■ Written exercise
Write the material out again in full, word for word. Do not include the pictures.

[Records from a data collection]
§ §

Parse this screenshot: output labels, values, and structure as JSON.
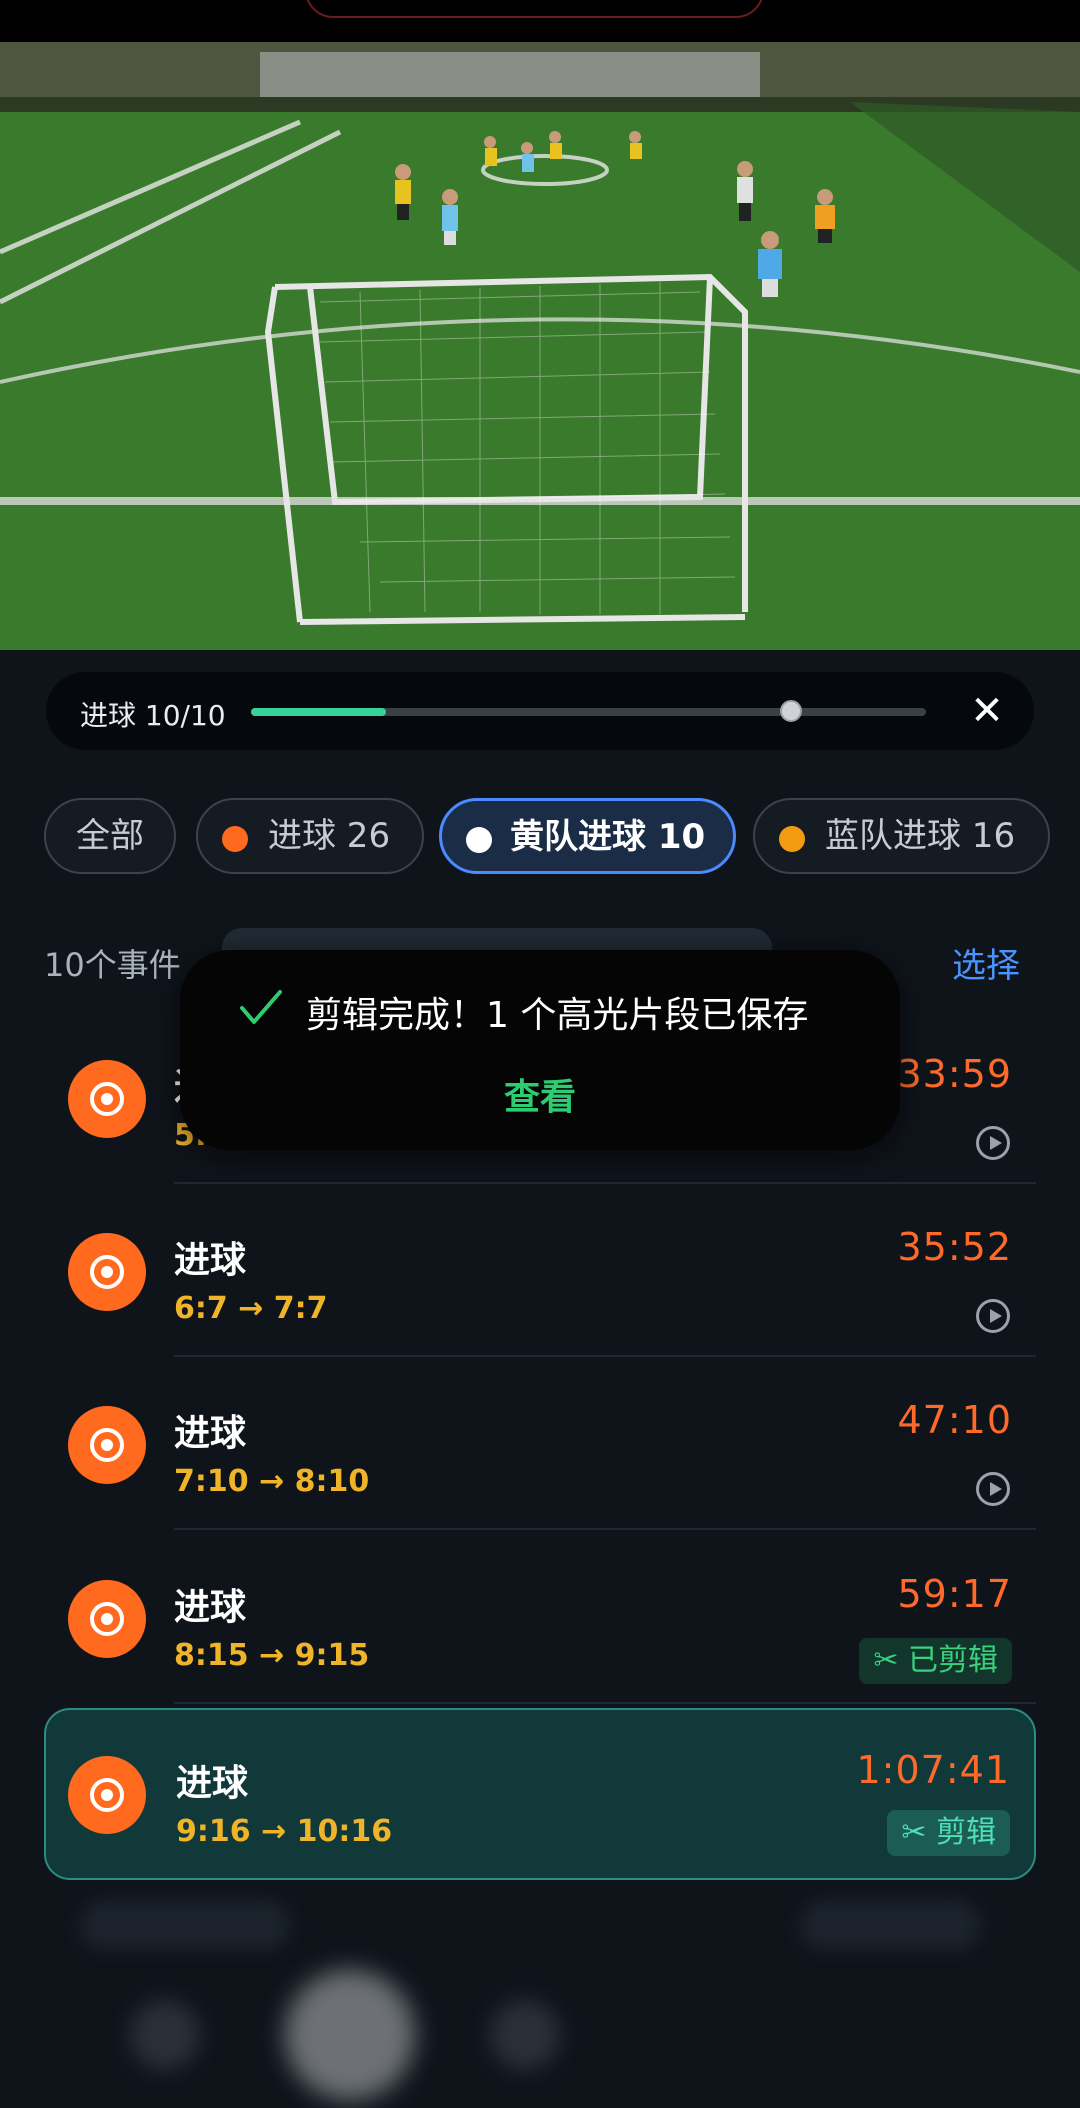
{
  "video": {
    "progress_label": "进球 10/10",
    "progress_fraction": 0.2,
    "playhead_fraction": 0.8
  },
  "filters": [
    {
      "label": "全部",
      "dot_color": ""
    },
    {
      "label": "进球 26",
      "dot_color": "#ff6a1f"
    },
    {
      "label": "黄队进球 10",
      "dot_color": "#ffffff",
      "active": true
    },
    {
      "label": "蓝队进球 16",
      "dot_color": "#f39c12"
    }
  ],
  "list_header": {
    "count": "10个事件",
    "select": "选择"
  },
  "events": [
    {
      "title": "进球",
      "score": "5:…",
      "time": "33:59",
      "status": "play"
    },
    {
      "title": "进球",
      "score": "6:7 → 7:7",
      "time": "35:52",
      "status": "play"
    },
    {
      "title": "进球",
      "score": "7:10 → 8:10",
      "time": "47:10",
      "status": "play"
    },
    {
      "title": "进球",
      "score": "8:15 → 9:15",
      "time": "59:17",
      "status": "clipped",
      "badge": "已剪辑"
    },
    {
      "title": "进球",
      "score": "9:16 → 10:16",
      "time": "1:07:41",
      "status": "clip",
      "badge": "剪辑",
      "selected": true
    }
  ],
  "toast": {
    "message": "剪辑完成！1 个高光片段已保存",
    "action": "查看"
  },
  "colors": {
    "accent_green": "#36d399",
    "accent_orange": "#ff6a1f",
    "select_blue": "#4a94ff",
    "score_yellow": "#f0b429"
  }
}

§ §

■ Result of the exercise
Parse this screenshot: output labels, values, and structure as JSON.
{
  "video": {
    "progress_label": "进球 10/10",
    "progress_fraction": 0.2,
    "playhead_fraction": 0.8
  },
  "filters": [
    {
      "label": "全部",
      "dot_color": ""
    },
    {
      "label": "进球 26",
      "dot_color": "#ff6a1f"
    },
    {
      "label": "黄队进球 10",
      "dot_color": "#ffffff",
      "active": true
    },
    {
      "label": "蓝队进球 16",
      "dot_color": "#f39c12"
    }
  ],
  "list_header": {
    "count": "10个事件",
    "select": "选择"
  },
  "events": [
    {
      "title": "进球",
      "score": "5:…",
      "time": "33:59",
      "status": "play"
    },
    {
      "title": "进球",
      "score": "6:7 → 7:7",
      "time": "35:52",
      "status": "play"
    },
    {
      "title": "进球",
      "score": "7:10 → 8:10",
      "time": "47:10",
      "status": "play"
    },
    {
      "title": "进球",
      "score": "8:15 → 9:15",
      "time": "59:17",
      "status": "clipped",
      "badge": "已剪辑"
    },
    {
      "title": "进球",
      "score": "9:16 → 10:16",
      "time": "1:07:41",
      "status": "clip",
      "badge": "剪辑",
      "selected": true
    }
  ],
  "toast": {
    "message": "剪辑完成！1 个高光片段已保存",
    "action": "查看"
  },
  "colors": {
    "accent_green": "#36d399",
    "accent_orange": "#ff6a1f",
    "select_blue": "#4a94ff",
    "score_yellow": "#f0b429"
  }
}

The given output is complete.